**Quoted text**
* Start *

Stirling-Tools / Stirling-PDF

#1 Locally hosted web application that allows you to perform various operations on PDF files
https://stirlingpdf.com
MIT License
46.83k stars 3.83k forks source link

Functionality Request: Multiple Images on one PDF page #1400

Open github-cli opened 5 months ago

github-cli commented 5 months ago

I often scan different cards like insurance cards, drivers license, government id, etc. My request is to detect the pictures on a pdf or take two pictures (or more) and align them in order on a pdf page (not just one image per page)? Preferably I would mostly select two images which would be combined into a PDF which is cropped to the images but would print in the original size.

sorydi3 commented 3 months ago

I can work on this. Could you please let me know which existing features should be enhanced with this feature request, if any? @Frooodle

Frooodle commented 3 months ago

So this seems like they want to detect images from scans Not extract from a digital pdf file Meaning it would need some computer vision to detect what is photos We do have some python code that does this but not very well

I guess this code could be enhanced to "merge images into new pdf" as a checkbox with maybe options how many per page etc

sorydi3 commented 3 months ago

Hello! I've been working on this issue and came up with a simpler solution that I believe will work well. My approach involves creating a predefined template for the layout, which determines how the images are placed within the PDF file. The images are then arranged according to the user-selected template. I have a pull request ready with more details.

* End *

**Dataset excerpt**

* Start *

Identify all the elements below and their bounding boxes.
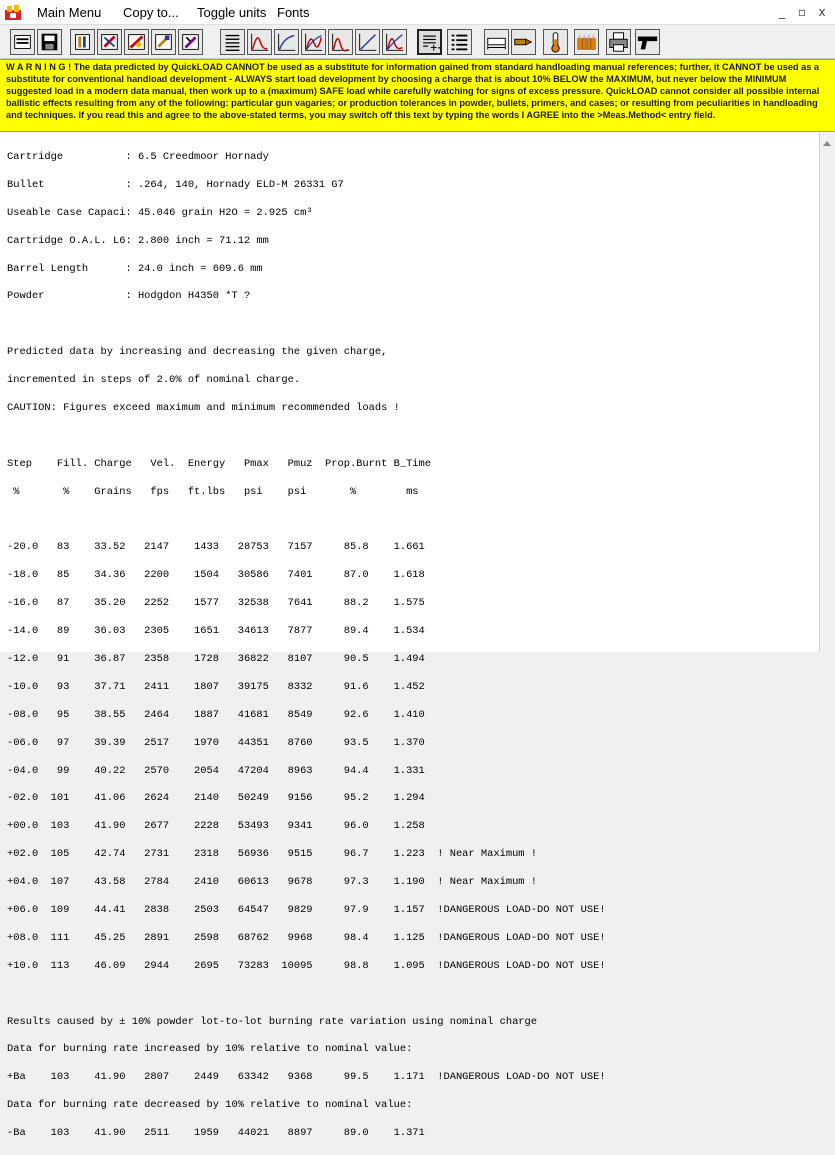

* End *

**Directions for this task**
Transcribe the feature-request thread word for word, from "github-cli commented 5" up to and including "the original size.".

**Answer to this problem**
github-cli commented 5 months ago

I often scan different cards like insurance cards, drivers license, government id, etc. My request is to detect the pictures on a pdf or take two pictures (or more) and align them in order on a pdf page (not just one image per page)? Preferably I would mostly select two images which would be combined into a PDF which is cropped to the images but would print in the original size.